>> BEGIN Input material

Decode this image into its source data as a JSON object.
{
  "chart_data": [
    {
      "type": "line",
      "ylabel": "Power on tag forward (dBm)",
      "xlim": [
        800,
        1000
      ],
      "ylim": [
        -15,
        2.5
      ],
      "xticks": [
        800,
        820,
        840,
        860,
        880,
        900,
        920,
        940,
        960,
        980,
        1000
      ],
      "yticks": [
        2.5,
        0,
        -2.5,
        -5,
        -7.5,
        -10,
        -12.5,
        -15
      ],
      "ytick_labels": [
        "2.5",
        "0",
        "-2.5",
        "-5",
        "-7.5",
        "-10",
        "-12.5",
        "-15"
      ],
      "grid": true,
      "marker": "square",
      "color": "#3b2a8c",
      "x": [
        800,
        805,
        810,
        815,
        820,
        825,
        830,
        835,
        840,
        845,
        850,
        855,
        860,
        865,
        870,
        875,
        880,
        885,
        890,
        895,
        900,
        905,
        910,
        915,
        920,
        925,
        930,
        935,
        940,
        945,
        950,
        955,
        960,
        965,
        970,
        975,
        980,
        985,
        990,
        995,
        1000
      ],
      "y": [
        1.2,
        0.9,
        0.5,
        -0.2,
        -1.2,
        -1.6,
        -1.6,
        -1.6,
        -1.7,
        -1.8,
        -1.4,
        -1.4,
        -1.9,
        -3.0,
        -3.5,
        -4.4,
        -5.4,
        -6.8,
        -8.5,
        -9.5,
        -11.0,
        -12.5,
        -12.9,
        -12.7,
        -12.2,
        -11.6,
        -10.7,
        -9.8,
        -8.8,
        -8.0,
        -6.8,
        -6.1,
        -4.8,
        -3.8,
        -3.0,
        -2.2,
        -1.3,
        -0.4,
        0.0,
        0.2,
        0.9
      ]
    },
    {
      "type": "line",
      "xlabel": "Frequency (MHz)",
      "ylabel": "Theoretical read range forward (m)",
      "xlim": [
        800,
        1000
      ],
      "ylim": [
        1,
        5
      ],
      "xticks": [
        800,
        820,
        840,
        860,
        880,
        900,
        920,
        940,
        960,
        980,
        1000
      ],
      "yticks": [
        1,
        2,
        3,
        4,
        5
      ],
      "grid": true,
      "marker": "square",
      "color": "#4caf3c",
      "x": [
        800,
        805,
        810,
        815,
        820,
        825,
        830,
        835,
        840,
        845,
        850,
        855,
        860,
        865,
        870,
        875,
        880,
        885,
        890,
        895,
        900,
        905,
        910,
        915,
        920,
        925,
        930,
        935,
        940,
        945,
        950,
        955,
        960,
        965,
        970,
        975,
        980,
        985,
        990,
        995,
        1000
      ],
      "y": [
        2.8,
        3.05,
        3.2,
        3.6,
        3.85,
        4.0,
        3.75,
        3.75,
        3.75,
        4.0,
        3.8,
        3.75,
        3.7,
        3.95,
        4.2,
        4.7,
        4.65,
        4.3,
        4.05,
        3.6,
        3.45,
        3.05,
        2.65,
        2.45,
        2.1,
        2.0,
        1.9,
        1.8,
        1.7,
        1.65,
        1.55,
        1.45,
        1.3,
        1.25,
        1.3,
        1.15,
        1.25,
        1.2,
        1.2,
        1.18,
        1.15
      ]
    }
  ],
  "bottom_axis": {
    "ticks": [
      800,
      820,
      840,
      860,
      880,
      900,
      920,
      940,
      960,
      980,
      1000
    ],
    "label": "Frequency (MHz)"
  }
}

>> END Input material

== What is being asked ==
Take the records above and return them exactly as written.

== Response to this exercise ==
Decode this image into its source data as a JSON object.
{
  "chart_data": [
    {
      "type": "line",
      "ylabel": "Power on tag forward (dBm)",
      "xlim": [
        800,
        1000
      ],
      "ylim": [
        -15,
        2.5
      ],
      "xticks": [
        800,
        820,
        840,
        860,
        880,
        900,
        920,
        940,
        960,
        980,
        1000
      ],
      "yticks": [
        2.5,
        0,
        -2.5,
        -5,
        -7.5,
        -10,
        -12.5,
        -15
      ],
      "ytick_labels": [
        "2.5",
        "0",
        "-2.5",
        "-5",
        "-7.5",
        "-10",
        "-12.5",
        "-15"
      ],
      "grid": true,
      "marker": "square",
      "color": "#3b2a8c",
      "x": [
        800,
        805,
        810,
        815,
        820,
        825,
        830,
        835,
        840,
        845,
        850,
        855,
        860,
        865,
        870,
        875,
        880,
        885,
        890,
        895,
        900,
        905,
        910,
        915,
        920,
        925,
        930,
        935,
        940,
        945,
        950,
        955,
        960,
        965,
        970,
        975,
        980,
        985,
        990,
        995,
        1000
      ],
      "y": [
        1.2,
        0.9,
        0.5,
        -0.2,
        -1.2,
        -1.6,
        -1.6,
        -1.6,
        -1.7,
        -1.8,
        -1.4,
        -1.4,
        -1.9,
        -3.0,
        -3.5,
        -4.4,
        -5.4,
        -6.8,
        -8.5,
        -9.5,
        -11.0,
        -12.5,
        -12.9,
        -12.7,
        -12.2,
        -11.6,
        -10.7,
        -9.8,
        -8.8,
        -8.0,
        -6.8,
        -6.1,
        -4.8,
        -3.8,
        -3.0,
        -2.2,
        -1.3,
        -0.4,
        0.0,
        0.2,
        0.9
      ]
    },
    {
      "type": "line",
      "xlabel": "Frequency (MHz)",
      "ylabel": "Theoretical read range forward (m)",
      "xlim": [
        800,
        1000
      ],
      "ylim": [
        1,
        5
      ],
      "xticks": [
        800,
        820,
        840,
        860,
        880,
        900,
        920,
        940,
        960,
        980,
        1000
      ],
      "yticks": [
        1,
        2,
        3,
        4,
        5
      ],
      "grid": true,
      "marker": "square",
      "color": "#4caf3c",
      "x": [
        800,
        805,
        810,
        815,
        820,
        825,
        830,
        835,
        840,
        845,
        850,
        855,
        860,
        865,
        870,
        875,
        880,
        885,
        890,
        895,
        900,
        905,
        910,
        915,
        920,
        925,
        930,
        935,
        940,
        945,
        950,
        955,
        960,
        965,
        970,
        975,
        980,
        985,
        990,
        995,
        1000
      ],
      "y": [
        2.8,
        3.05,
        3.2,
        3.6,
        3.85,
        4.0,
        3.75,
        3.75,
        3.75,
        4.0,
        3.8,
        3.75,
        3.7,
        3.95,
        4.2,
        4.7,
        4.65,
        4.3,
        4.05,
        3.6,
        3.45,
        3.05,
        2.65,
        2.45,
        2.1,
        2.0,
        1.9,
        1.8,
        1.7,
        1.65,
        1.55,
        1.45,
        1.3,
        1.25,
        1.3,
        1.15,
        1.25,
        1.2,
        1.2,
        1.18,
        1.15
      ]
    }
  ],
  "bottom_axis": {
    "ticks": [
      800,
      820,
      840,
      860,
      880,
      900,
      920,
      940,
      960,
      980,
      1000
    ],
    "label": "Frequency (MHz)"
  }
}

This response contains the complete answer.